### THE TASK
Below are records; count the lines in them that hold "如常考的混合物组合有" and give only the count.
□ □ □ □ □ □ □
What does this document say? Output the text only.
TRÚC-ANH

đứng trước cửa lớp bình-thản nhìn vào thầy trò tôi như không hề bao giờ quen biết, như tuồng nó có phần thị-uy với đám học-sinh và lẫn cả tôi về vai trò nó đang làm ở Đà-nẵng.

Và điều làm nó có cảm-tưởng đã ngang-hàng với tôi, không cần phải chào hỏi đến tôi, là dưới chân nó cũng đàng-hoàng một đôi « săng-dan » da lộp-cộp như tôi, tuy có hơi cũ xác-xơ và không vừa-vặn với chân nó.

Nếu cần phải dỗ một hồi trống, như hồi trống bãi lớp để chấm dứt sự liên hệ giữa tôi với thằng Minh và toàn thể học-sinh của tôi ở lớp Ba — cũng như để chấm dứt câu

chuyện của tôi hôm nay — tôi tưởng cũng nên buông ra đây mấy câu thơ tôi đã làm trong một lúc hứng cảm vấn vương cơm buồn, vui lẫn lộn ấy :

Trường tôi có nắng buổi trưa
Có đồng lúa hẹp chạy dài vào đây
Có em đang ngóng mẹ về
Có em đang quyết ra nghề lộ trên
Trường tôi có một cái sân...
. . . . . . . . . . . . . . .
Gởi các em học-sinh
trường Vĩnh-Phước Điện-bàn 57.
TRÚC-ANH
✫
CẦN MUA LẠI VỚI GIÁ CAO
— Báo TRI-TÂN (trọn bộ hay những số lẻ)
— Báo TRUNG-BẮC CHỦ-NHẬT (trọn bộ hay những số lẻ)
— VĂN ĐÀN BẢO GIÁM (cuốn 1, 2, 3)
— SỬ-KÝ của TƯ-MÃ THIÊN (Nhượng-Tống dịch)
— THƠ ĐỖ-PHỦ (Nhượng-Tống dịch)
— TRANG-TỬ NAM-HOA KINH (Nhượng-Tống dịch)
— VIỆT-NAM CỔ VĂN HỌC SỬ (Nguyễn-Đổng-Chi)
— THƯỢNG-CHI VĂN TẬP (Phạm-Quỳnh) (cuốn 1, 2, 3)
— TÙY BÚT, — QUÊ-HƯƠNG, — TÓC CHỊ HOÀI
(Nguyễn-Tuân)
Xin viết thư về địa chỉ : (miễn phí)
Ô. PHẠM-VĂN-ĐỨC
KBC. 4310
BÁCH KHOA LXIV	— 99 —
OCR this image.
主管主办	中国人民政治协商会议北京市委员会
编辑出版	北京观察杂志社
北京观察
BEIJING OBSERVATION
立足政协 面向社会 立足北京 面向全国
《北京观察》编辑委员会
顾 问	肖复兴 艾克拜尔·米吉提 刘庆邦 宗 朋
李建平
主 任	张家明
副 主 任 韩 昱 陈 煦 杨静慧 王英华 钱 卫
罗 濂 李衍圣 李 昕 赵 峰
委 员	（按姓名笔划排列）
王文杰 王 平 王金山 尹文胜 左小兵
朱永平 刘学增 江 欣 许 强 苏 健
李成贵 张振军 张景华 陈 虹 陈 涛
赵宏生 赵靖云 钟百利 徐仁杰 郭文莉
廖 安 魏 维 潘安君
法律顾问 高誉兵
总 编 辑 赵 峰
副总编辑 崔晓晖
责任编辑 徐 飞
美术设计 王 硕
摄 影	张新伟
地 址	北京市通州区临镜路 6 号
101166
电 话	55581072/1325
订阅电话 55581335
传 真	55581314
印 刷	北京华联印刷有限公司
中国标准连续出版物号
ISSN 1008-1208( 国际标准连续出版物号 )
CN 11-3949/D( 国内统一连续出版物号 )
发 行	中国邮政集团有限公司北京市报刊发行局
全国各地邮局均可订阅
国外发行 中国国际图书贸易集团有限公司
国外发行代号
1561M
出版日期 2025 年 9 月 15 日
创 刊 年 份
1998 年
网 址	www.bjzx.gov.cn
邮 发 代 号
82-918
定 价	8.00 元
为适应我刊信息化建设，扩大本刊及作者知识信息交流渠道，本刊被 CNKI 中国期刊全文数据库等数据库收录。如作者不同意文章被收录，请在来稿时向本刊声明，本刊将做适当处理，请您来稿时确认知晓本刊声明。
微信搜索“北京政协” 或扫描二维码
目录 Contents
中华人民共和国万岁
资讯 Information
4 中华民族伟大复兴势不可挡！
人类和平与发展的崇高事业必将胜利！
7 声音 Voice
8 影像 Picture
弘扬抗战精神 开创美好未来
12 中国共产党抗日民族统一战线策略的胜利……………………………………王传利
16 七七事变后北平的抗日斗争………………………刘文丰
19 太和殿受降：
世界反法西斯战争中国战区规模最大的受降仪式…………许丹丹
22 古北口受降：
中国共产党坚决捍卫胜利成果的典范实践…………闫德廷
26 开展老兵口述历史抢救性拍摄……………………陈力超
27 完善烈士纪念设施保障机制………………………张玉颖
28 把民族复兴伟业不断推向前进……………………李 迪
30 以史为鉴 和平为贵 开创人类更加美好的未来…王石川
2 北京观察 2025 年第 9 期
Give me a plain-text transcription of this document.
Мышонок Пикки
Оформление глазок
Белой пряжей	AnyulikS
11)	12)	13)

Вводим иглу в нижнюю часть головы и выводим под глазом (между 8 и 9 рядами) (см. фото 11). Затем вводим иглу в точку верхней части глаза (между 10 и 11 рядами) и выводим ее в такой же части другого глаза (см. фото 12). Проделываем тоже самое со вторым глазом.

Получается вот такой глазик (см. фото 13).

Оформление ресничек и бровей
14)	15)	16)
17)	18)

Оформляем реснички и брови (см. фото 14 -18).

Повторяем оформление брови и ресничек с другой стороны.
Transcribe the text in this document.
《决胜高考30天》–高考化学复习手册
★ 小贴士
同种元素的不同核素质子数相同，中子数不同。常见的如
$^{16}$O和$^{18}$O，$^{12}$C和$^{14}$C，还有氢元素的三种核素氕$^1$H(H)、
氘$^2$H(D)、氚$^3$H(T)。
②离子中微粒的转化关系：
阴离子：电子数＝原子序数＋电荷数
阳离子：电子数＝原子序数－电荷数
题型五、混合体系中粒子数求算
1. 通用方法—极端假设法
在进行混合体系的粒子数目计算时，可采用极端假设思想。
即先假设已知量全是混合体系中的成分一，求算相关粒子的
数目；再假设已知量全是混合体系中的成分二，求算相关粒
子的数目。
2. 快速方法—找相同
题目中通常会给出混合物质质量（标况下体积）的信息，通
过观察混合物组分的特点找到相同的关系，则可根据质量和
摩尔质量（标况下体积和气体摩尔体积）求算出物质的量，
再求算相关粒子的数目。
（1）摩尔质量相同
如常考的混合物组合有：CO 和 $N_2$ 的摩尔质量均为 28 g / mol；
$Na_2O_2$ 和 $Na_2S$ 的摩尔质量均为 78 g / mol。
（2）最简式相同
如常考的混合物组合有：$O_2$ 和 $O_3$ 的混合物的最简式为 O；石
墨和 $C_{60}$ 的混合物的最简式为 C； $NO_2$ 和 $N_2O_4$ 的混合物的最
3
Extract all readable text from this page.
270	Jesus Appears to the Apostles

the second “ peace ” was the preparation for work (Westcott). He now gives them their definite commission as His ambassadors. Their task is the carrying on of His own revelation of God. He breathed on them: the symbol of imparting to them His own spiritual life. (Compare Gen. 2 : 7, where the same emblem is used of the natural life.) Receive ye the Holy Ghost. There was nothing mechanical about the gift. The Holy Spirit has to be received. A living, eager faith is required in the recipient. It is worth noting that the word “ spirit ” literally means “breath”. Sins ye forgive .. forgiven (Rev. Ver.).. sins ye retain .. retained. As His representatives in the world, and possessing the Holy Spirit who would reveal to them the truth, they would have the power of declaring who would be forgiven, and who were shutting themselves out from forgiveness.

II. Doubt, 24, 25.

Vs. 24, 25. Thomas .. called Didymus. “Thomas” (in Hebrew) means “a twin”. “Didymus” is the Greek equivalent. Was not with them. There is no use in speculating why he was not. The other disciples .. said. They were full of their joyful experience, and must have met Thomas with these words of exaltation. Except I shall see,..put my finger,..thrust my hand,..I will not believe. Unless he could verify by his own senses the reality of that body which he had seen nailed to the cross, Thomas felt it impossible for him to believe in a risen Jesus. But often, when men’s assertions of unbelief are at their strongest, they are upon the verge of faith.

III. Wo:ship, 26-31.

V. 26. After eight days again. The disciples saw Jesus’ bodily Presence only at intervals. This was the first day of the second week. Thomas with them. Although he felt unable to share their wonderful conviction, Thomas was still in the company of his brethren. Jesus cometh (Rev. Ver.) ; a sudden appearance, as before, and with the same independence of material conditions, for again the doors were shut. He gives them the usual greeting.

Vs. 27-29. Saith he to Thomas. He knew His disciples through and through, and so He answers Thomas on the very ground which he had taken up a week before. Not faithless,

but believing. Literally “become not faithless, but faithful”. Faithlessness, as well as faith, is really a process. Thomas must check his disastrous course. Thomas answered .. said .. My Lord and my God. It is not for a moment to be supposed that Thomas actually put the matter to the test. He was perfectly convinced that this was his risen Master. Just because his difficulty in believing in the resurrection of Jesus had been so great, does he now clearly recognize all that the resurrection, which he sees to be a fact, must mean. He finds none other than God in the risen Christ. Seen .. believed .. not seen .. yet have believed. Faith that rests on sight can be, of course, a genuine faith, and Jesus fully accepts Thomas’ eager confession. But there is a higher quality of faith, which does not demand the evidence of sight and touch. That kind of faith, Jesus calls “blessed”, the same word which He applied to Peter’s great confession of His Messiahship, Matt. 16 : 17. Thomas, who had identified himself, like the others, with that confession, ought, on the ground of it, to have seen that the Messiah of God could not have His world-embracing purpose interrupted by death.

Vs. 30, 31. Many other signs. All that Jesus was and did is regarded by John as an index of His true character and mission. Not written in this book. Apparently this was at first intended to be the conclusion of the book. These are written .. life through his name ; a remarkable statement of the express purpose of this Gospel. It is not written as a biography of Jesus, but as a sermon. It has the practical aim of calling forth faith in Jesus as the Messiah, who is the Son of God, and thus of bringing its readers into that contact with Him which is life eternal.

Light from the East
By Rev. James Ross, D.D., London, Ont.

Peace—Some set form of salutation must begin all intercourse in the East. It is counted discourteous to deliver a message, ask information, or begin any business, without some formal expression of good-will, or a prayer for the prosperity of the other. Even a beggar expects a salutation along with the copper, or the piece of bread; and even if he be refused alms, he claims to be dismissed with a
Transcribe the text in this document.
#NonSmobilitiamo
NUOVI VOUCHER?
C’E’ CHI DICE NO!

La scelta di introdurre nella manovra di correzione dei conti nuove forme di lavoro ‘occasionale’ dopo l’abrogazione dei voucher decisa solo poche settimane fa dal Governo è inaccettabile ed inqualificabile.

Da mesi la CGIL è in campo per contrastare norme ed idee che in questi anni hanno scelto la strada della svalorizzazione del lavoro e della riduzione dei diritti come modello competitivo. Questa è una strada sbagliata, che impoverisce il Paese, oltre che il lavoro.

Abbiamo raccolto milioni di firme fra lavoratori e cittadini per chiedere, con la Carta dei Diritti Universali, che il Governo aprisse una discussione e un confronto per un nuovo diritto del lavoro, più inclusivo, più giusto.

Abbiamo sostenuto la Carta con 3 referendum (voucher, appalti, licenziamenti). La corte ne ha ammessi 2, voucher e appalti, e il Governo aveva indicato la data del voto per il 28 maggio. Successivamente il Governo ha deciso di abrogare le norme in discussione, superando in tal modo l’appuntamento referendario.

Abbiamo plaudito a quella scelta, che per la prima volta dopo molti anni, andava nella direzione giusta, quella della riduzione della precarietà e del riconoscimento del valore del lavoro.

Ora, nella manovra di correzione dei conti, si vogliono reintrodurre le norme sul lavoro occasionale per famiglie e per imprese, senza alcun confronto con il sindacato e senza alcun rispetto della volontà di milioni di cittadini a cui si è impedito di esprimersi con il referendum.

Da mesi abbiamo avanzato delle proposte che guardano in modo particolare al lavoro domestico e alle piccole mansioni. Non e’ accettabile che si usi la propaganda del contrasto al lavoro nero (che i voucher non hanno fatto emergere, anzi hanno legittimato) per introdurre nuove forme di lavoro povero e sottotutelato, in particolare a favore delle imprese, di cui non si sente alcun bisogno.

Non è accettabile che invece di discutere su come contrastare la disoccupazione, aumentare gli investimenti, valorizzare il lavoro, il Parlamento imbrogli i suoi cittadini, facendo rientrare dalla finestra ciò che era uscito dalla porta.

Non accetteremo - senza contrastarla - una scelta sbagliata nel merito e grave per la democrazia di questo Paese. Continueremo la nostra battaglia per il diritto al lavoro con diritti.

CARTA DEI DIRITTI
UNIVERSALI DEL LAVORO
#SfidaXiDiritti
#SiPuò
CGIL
□ □ □ □ □ □ □
### ANSWER TO THIS TASK
2